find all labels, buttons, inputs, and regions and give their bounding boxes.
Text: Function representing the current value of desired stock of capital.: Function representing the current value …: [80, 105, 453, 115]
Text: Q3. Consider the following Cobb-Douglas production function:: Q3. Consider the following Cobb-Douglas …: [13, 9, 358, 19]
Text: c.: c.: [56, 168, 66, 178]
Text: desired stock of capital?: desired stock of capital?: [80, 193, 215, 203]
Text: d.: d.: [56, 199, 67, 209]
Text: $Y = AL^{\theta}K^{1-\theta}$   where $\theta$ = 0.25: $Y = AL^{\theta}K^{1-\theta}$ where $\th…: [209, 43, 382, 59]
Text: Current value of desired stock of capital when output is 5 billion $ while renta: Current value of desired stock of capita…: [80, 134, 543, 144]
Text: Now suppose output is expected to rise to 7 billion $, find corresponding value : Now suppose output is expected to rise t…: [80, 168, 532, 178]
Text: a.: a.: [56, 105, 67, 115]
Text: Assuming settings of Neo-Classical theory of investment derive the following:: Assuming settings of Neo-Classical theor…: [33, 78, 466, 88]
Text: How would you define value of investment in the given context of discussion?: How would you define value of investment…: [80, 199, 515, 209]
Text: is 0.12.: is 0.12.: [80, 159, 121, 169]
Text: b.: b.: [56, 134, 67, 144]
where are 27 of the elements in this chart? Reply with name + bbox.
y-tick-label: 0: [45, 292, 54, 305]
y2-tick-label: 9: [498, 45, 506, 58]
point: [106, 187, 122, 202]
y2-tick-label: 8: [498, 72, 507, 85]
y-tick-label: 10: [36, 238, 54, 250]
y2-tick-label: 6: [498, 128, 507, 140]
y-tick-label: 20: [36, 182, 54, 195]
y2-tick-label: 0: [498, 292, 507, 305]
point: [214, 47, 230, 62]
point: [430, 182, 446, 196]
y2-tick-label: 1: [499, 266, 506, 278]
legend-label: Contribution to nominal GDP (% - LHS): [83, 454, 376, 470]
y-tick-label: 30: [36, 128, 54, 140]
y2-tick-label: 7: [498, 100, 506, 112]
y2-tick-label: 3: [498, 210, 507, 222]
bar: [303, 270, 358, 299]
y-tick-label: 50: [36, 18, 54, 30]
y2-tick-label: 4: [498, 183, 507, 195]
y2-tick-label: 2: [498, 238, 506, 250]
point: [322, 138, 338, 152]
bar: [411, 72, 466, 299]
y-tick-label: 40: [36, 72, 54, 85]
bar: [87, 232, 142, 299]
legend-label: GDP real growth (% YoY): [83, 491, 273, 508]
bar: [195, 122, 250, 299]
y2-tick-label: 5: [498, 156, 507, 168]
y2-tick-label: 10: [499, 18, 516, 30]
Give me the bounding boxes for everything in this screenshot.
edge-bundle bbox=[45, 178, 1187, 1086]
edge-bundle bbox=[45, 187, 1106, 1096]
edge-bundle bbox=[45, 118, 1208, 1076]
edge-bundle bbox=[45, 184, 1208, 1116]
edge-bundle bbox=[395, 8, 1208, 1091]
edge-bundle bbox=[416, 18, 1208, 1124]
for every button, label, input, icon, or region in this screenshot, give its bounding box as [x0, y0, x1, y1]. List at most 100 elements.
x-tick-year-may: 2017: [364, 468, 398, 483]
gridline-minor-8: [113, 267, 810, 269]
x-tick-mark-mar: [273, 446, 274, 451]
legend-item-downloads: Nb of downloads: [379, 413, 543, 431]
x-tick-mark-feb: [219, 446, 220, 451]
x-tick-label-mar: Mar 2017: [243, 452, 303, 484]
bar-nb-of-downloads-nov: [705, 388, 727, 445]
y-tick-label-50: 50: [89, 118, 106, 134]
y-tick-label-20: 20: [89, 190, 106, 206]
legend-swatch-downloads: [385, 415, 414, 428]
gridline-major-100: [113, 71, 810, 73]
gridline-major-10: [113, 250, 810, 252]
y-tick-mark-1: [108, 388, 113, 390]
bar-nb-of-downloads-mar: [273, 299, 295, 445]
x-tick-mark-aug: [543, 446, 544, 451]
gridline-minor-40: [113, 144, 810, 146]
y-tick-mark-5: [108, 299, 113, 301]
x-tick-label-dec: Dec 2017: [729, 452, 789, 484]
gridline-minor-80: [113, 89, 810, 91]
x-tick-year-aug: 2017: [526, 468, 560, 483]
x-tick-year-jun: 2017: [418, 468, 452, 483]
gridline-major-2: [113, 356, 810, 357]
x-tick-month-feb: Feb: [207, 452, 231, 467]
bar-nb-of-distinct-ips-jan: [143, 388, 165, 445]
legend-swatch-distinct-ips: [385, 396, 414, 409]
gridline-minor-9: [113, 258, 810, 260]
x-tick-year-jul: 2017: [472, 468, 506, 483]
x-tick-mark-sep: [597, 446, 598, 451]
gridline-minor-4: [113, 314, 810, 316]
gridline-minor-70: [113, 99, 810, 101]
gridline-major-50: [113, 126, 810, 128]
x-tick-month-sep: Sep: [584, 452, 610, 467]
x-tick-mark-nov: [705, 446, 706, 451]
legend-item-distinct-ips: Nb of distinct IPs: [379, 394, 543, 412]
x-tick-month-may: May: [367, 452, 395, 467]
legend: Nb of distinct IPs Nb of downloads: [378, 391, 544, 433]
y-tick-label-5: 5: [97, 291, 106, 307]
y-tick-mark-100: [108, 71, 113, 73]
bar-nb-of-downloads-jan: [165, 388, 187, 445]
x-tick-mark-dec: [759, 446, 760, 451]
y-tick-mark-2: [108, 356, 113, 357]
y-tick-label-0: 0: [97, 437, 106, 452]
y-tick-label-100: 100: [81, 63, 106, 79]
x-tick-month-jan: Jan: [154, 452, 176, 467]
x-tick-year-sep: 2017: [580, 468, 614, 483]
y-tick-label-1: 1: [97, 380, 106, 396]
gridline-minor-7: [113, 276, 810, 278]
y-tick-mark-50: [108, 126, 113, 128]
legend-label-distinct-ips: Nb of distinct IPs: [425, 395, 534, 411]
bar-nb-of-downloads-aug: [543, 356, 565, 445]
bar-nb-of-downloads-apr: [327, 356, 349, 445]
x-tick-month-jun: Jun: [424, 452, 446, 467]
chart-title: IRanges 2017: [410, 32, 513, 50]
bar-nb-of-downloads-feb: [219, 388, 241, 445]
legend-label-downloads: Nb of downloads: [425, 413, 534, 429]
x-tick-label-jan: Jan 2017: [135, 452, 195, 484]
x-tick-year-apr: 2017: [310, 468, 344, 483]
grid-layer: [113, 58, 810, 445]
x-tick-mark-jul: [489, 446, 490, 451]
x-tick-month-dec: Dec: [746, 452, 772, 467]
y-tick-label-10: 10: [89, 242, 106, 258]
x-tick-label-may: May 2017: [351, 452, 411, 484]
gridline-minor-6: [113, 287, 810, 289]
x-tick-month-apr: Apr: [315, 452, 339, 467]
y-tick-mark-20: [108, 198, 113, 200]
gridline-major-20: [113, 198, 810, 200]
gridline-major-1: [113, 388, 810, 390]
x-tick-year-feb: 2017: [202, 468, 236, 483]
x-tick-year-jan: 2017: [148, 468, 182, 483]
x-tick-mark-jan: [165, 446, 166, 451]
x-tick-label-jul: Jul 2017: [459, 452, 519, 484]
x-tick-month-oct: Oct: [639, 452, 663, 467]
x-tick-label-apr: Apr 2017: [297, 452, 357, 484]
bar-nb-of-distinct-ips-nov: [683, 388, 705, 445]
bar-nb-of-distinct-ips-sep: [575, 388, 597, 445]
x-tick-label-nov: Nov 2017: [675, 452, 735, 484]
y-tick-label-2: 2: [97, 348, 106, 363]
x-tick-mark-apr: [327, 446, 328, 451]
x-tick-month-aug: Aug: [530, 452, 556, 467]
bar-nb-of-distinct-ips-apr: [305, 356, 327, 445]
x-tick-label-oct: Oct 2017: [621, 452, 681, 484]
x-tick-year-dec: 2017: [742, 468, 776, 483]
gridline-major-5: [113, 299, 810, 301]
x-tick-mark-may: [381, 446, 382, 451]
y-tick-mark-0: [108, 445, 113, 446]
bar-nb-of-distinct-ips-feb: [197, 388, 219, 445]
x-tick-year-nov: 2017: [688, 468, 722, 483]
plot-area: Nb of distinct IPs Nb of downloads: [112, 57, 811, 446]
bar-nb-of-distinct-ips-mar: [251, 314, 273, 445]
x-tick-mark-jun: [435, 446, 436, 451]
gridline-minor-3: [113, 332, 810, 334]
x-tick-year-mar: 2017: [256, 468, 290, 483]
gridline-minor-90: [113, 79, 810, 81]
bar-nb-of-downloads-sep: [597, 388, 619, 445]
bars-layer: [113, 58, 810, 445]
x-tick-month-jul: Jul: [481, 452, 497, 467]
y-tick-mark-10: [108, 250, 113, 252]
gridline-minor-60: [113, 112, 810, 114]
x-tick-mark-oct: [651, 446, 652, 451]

• Do this
Render the rows as a JSON list of strings, one per line, starting with the first line and continuing through the line with "Text: Current value", including that line. Leave out any blank lines.

• Completed task
[
  "find all labels, buttons, inputs, and regions and give their bounding boxes.",
  "Text: Function representing the current value of desired stock of capital.: Function representing the current value …: [80, 105, 453, 115]",
  "Text: Q3. Consider the following Cobb-Douglas production function:: Q3. Consider the following Cobb-Douglas …: [13, 9, 358, 19]",
  "Text: c.: c.: [56, 168, 66, 178]",
  "Text: desired stock of capital?: desired stock of capital?: [80, 193, 215, 203]",
  "Text: d.: d.: [56, 199, 67, 209]",
  "Text: $Y = AL^{\\theta}K^{1-\\theta}$   where $\\theta$ = 0.25: $Y = AL^{\\theta}K^{1-\\theta}$ where $\\th…: [209, 43, 382, 59]",
  "Text: Current value of desired stock of capital when output is 5 billion $ while renta: Current value of desired stock of capita…: [80, 134, 543, 144]"
]